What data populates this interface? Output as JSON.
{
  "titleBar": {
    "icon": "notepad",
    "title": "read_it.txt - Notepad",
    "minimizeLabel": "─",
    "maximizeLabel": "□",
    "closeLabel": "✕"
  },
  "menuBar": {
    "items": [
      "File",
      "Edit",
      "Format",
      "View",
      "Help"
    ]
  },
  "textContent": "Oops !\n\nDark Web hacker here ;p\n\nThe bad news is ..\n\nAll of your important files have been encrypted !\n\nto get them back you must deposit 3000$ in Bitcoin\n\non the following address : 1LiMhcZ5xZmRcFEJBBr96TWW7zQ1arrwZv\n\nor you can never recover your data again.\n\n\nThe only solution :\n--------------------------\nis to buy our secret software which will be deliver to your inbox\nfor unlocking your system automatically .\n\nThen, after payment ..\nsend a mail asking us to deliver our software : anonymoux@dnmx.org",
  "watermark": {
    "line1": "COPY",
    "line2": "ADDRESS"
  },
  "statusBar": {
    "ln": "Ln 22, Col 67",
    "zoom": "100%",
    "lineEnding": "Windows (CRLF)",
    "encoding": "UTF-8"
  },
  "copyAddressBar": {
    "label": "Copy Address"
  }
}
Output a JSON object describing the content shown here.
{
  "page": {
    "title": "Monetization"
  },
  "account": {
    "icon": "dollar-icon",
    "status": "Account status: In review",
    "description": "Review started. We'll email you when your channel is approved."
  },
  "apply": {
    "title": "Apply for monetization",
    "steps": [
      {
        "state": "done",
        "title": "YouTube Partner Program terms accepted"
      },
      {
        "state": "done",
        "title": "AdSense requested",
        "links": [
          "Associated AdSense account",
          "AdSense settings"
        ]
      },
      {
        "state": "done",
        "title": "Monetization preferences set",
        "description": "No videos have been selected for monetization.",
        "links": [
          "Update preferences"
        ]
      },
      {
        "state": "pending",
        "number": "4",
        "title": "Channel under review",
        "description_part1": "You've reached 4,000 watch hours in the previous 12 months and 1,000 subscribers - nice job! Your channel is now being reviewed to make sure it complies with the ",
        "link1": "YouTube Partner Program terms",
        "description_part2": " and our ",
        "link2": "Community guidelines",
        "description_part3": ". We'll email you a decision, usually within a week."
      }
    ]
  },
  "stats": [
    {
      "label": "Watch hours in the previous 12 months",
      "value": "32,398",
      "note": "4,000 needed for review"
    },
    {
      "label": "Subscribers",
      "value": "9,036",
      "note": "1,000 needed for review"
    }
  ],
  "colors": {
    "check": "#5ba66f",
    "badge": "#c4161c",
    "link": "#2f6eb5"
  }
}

◆ ◆ ◆ ◆ ◆

Can you reproduce all the material exactly?

What data populates this interface? Output as JSON.
{
  "titleBar": {
    "icon": "notepad",
    "title": "read_it.txt - Notepad",
    "minimizeLabel": "─",
    "maximizeLabel": "□",
    "closeLabel": "✕"
  },
  "menuBar": {
    "items": [
      "File",
      "Edit",
      "Format",
      "View",
      "Help"
    ]
  },
  "textContent": "Oops !\n\nDark Web hacker here ;p\n\nThe bad news is ..\n\nAll of your important files have been encrypted !\n\nto get them back you must deposit 3000$ in Bitcoin\n\non the following address : 1LiMhcZ5xZmRcFEJBBr96TWW7zQ1arrwZv\n\nor you can never recover your data again.\n\n\nThe only solution :\n--------------------------\nis to buy our secret software which will be deliver to your inbox\nfor unlocking your system automatically .\n\nThen, after payment ..\nsend a mail asking us to deliver our software : anonymoux@dnmx.org",
  "watermark": {
    "line1": "COPY",
    "line2": "ADDRESS"
  },
  "statusBar": {
    "ln": "Ln 22, Col 67",
    "zoom": "100%",
    "lineEnding": "Windows (CRLF)",
    "encoding": "UTF-8"
  },
  "copyAddressBar": {
    "label": "Copy Address"
  }
}
Output a JSON object describing the content shown here.
{
  "page": {
    "title": "Monetization"
  },
  "account": {
    "icon": "dollar-icon",
    "status": "Account status: In review",
    "description": "Review started. We'll email you when your channel is approved."
  },
  "apply": {
    "title": "Apply for monetization",
    "steps": [
      {
        "state": "done",
        "title": "YouTube Partner Program terms accepted"
      },
      {
        "state": "done",
        "title": "AdSense requested",
        "links": [
          "Associated AdSense account",
          "AdSense settings"
        ]
      },
      {
        "state": "done",
        "title": "Monetization preferences set",
        "description": "No videos have been selected for monetization.",
        "links": [
          "Update preferences"
        ]
      },
      {
        "state": "pending",
        "number": "4",
        "title": "Channel under review",
        "description_part1": "You've reached 4,000 watch hours in the previous 12 months and 1,000 subscribers - nice job! Your channel is now being reviewed to make sure it complies with the ",
        "link1": "YouTube Partner Program terms",
        "description_part2": " and our ",
        "link2": "Community guidelines",
        "description_part3": ". We'll email you a decision, usually within a week."
      }
    ]
  },
  "stats": [
    {
      "label": "Watch hours in the previous 12 months",
      "value": "32,398",
      "note": "4,000 needed for review"
    },
    {
      "label": "Subscribers",
      "value": "9,036",
      "note": "1,000 needed for review"
    }
  ],
  "colors": {
    "check": "#5ba66f",
    "badge": "#c4161c",
    "link": "#2f6eb5"
  }
}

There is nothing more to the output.